What the exercise asks :: Copy out each line exactly as it appears.

[Stored records]
——————————

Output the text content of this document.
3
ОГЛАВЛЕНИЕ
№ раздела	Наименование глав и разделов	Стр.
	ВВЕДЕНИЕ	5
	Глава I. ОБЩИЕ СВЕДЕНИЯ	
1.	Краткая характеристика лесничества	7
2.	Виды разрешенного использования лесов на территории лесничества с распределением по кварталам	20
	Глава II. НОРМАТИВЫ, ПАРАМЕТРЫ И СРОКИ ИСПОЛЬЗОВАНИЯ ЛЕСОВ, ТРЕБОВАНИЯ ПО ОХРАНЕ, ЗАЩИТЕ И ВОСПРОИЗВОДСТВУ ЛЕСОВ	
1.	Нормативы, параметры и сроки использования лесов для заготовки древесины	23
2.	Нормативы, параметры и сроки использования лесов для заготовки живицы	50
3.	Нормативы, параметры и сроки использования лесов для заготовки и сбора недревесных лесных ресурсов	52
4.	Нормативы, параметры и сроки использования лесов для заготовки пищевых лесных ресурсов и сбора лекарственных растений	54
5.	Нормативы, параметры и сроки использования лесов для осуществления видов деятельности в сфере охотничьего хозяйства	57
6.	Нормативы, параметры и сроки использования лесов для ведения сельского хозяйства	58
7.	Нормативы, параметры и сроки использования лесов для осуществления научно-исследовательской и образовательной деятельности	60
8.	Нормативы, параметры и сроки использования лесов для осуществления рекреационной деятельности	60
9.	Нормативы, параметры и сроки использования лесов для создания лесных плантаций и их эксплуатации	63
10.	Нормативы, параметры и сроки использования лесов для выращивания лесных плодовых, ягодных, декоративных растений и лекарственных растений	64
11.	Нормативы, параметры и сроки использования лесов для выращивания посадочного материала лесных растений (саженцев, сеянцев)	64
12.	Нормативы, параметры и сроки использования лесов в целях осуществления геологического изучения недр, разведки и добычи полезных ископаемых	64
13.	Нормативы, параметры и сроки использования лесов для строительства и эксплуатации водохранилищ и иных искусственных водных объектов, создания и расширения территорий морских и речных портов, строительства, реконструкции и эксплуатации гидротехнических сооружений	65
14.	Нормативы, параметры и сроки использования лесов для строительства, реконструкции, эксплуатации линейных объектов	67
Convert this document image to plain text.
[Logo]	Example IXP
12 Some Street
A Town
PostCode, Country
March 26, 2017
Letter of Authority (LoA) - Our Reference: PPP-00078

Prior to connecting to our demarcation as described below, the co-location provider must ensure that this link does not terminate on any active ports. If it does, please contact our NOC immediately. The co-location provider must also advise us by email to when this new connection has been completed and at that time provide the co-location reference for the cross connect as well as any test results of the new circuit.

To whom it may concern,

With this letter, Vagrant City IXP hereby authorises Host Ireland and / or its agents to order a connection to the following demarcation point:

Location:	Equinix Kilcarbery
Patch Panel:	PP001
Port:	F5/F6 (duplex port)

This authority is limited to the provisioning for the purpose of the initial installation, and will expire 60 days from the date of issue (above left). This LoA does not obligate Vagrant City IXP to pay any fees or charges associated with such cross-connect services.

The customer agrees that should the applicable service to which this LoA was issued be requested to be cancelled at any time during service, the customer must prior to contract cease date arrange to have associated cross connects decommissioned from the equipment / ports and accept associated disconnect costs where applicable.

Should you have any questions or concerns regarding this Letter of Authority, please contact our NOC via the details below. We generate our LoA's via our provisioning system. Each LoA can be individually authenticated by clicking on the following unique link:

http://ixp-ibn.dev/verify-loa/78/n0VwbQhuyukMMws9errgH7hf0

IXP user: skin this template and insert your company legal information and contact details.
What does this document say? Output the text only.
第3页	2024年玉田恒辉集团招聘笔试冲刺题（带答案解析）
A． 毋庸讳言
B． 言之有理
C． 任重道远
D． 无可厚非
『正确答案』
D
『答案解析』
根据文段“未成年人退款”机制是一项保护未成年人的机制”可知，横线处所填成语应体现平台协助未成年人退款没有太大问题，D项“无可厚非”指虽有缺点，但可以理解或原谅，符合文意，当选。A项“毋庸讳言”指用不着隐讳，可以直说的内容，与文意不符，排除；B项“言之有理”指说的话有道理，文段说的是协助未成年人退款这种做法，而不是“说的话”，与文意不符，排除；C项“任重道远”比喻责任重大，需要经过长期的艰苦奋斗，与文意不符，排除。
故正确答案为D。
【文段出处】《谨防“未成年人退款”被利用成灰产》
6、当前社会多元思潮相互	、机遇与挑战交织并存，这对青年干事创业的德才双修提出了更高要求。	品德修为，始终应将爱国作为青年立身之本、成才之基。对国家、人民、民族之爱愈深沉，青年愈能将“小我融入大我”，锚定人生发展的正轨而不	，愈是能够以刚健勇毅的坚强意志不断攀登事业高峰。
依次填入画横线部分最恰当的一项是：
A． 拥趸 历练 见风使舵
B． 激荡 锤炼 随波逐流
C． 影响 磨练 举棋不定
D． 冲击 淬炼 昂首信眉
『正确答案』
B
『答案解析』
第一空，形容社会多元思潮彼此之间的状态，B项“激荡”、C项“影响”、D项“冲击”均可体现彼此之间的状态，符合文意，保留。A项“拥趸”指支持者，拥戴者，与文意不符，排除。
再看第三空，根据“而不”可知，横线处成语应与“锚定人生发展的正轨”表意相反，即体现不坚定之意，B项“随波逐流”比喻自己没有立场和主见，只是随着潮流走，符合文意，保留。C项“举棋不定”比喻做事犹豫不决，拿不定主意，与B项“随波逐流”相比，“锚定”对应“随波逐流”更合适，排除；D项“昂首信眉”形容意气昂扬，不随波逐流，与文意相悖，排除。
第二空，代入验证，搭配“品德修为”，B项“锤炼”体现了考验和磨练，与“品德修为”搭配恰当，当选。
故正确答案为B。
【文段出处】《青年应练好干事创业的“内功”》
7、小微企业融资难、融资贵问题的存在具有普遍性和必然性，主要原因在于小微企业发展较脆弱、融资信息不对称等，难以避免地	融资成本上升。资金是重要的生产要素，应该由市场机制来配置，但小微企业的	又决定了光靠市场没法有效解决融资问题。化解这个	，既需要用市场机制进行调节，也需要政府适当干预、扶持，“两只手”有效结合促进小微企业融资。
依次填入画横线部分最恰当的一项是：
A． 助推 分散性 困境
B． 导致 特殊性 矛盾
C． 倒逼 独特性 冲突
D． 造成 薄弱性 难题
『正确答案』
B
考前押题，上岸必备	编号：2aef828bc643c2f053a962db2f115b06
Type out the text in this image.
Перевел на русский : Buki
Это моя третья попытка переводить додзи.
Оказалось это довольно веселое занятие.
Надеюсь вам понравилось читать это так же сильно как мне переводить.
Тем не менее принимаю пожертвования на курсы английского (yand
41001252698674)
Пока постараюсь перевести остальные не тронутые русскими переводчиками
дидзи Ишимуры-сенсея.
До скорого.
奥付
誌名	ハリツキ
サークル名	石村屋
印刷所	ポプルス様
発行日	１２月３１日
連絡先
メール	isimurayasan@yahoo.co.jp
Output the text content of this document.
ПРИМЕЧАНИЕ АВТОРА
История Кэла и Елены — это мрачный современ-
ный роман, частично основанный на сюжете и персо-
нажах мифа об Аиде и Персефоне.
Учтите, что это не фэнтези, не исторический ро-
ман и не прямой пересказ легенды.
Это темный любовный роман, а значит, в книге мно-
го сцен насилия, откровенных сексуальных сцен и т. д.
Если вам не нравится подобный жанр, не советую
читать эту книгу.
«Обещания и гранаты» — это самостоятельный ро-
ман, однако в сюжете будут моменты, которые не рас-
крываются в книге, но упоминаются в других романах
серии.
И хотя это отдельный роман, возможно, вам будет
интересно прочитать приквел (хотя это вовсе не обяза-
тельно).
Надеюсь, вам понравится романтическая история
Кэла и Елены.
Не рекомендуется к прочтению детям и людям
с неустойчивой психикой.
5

——————————

Response for this exercise ::
Output the text content of this document.
3
ОГЛАВЛЕНИЕ
№ раздела	Наименование глав и разделов	Стр.
	ВВЕДЕНИЕ	5
	Глава I. ОБЩИЕ СВЕДЕНИЯ	
1.	Краткая характеристика лесничества	7
2.	Виды разрешенного использования лесов на территории лесничества с распределением по кварталам	20
	Глава II. НОРМАТИВЫ, ПАРАМЕТРЫ И СРОКИ ИСПОЛЬЗОВАНИЯ ЛЕСОВ, ТРЕБОВАНИЯ ПО ОХРАНЕ, ЗАЩИТЕ И ВОСПРОИЗВОДСТВУ ЛЕСОВ	
1.	Нормативы, параметры и сроки использования лесов для заготовки древесины	23
2.	Нормативы, параметры и сроки использования лесов для заготовки живицы	50
3.	Нормативы, параметры и сроки использования лесов для заготовки и сбора недревесных лесных ресурсов	52
4.	Нормативы, параметры и сроки использования лесов для заготовки пищевых лесных ресурсов и сбора лекарственных растений	54
5.	Нормативы, параметры и сроки использования лесов для осуществления видов деятельности в сфере охотничьего хозяйства	57
6.	Нормативы, параметры и сроки использования лесов для ведения сельского хозяйства	58
7.	Нормативы, параметры и сроки использования лесов для осуществления научно-исследовательской и образовательной деятельности	60
8.	Нормативы, параметры и сроки использования лесов для осуществления рекреационной деятельности	60
9.	Нормативы, параметры и сроки использования лесов для создания лесных плантаций и их эксплуатации	63
10.	Нормативы, параметры и сроки использования лесов для выращивания лесных плодовых, ягодных, декоративных растений и лекарственных растений	64
11.	Нормативы, параметры и сроки использования лесов для выращивания посадочного материала лесных растений (саженцев, сеянцев)	64
12.	Нормативы, параметры и сроки использования лесов в целях осуществления геологического изучения недр, разведки и добычи полезных ископаемых	64
13.	Нормативы, параметры и сроки использования лесов для строительства и эксплуатации водохранилищ и иных искусственных водных объектов, создания и расширения территорий морских и речных портов, строительства, реконструкции и эксплуатации гидротехнических сооружений	65
14.	Нормативы, параметры и сроки использования лесов для строительства, реконструкции, эксплуатации линейных объектов	67
Convert this document image to plain text.
[Logo]	Example IXP
12 Some Street
A Town
PostCode, Country
March 26, 2017
Letter of Authority (LoA) - Our Reference: PPP-00078

Prior to connecting to our demarcation as described below, the co-location provider must ensure that this link does not terminate on any active ports. If it does, please contact our NOC immediately. The co-location provider must also advise us by email to when this new connection has been completed and at that time provide the co-location reference for the cross connect as well as any test results of the new circuit.

To whom it may concern,

With this letter, Vagrant City IXP hereby authorises Host Ireland and / or its agents to order a connection to the following demarcation point:

Location:	Equinix Kilcarbery
Patch Panel:	PP001
Port:	F5/F6 (duplex port)

This authority is limited to the provisioning for the purpose of the initial installation, and will expire 60 days from the date of issue (above left). This LoA does not obligate Vagrant City IXP to pay any fees or charges associated with such cross-connect services.

The customer agrees that should the applicable service to which this LoA was issued be requested to be cancelled at any time during service, the customer must prior to contract cease date arrange to have associated cross connects decommissioned from the equipment / ports and accept associated disconnect costs where applicable.

Should you have any questions or concerns regarding this Letter of Authority, please contact our NOC via the details below. We generate our LoA's via our provisioning system. Each LoA can be individually authenticated by clicking on the following unique link:

http://ixp-ibn.dev/verify-loa/78/n0VwbQhuyukMMws9errgH7hf0

IXP user: skin this template and insert your company legal information and contact details.
What does this document say? Output the text only.
第3页	2024年玉田恒辉集团招聘笔试冲刺题（带答案解析）
A． 毋庸讳言
B． 言之有理
C． 任重道远
D． 无可厚非
『正确答案』
D
『答案解析』
根据文段“未成年人退款”机制是一项保护未成年人的机制”可知，横线处所填成语应体现平台协助未成年人退款没有太大问题，D项“无可厚非”指虽有缺点，但可以理解或原谅，符合文意，当选。A项“毋庸讳言”指用不着隐讳，可以直说的内容，与文意不符，排除；B项“言之有理”指说的话有道理，文段说的是协助未成年人退款这种做法，而不是“说的话”，与文意不符，排除；C项“任重道远”比喻责任重大，需要经过长期的艰苦奋斗，与文意不符，排除。
故正确答案为D。
【文段出处】《谨防“未成年人退款”被利用成灰产》
6、当前社会多元思潮相互	、机遇与挑战交织并存，这对青年干事创业的德才双修提出了更高要求。	品德修为，始终应将爱国作为青年立身之本、成才之基。对国家、人民、民族之爱愈深沉，青年愈能将“小我融入大我”，锚定人生发展的正轨而不	，愈是能够以刚健勇毅的坚强意志不断攀登事业高峰。
依次填入画横线部分最恰当的一项是：
A． 拥趸 历练 见风使舵
B． 激荡 锤炼 随波逐流
C． 影响 磨练 举棋不定
D． 冲击 淬炼 昂首信眉
『正确答案』
B
『答案解析』
第一空，形容社会多元思潮彼此之间的状态，B项“激荡”、C项“影响”、D项“冲击”均可体现彼此之间的状态，符合文意，保留。A项“拥趸”指支持者，拥戴者，与文意不符，排除。
再看第三空，根据“而不”可知，横线处成语应与“锚定人生发展的正轨”表意相反，即体现不坚定之意，B项“随波逐流”比喻自己没有立场和主见，只是随着潮流走，符合文意，保留。C项“举棋不定”比喻做事犹豫不决，拿不定主意，与B项“随波逐流”相比，“锚定”对应“随波逐流”更合适，排除；D项“昂首信眉”形容意气昂扬，不随波逐流，与文意相悖，排除。
第二空，代入验证，搭配“品德修为”，B项“锤炼”体现了考验和磨练，与“品德修为”搭配恰当，当选。
故正确答案为B。
【文段出处】《青年应练好干事创业的“内功”》
7、小微企业融资难、融资贵问题的存在具有普遍性和必然性，主要原因在于小微企业发展较脆弱、融资信息不对称等，难以避免地	融资成本上升。资金是重要的生产要素，应该由市场机制来配置，但小微企业的	又决定了光靠市场没法有效解决融资问题。化解这个	，既需要用市场机制进行调节，也需要政府适当干预、扶持，“两只手”有效结合促进小微企业融资。
依次填入画横线部分最恰当的一项是：
A． 助推 分散性 困境
B． 导致 特殊性 矛盾
C． 倒逼 独特性 冲突
D． 造成 薄弱性 难题
『正确答案』
B
考前押题，上岸必备	编号：2aef828bc643c2f053a962db2f115b06
Type out the text in this image.
Перевел на русский : Buki
Это моя третья попытка переводить додзи.
Оказалось это довольно веселое занятие.
Надеюсь вам понравилось читать это так же сильно как мне переводить.
Тем не менее принимаю пожертвования на курсы английского (yand
41001252698674)
Пока постараюсь перевести остальные не тронутые русскими переводчиками
дидзи Ишимуры-сенсея.
До скорого.
奥付
誌名	ハリツキ
サークル名	石村屋
印刷所	ポプルス様
発行日	１２月３１日
連絡先
メール	isimurayasan@yahoo.co.jp
Output the text content of this document.
ПРИМЕЧАНИЕ АВТОРА
История Кэла и Елены — это мрачный современ-
ный роман, частично основанный на сюжете и персо-
нажах мифа об Аиде и Персефоне.
Учтите, что это не фэнтези, не исторический ро-
ман и не прямой пересказ легенды.
Это темный любовный роман, а значит, в книге мно-
го сцен насилия, откровенных сексуальных сцен и т. д.
Если вам не нравится подобный жанр, не советую
читать эту книгу.
«Обещания и гранаты» — это самостоятельный ро-
ман, однако в сюжете будут моменты, которые не рас-
крываются в книге, но упоминаются в других романах
серии.
И хотя это отдельный роман, возможно, вам будет
интересно прочитать приквел (хотя это вовсе не обяза-
тельно).
Надеюсь, вам понравится романтическая история
Кэла и Елены.
Не рекомендуется к прочтению детям и людям
с неустойчивой психикой.
5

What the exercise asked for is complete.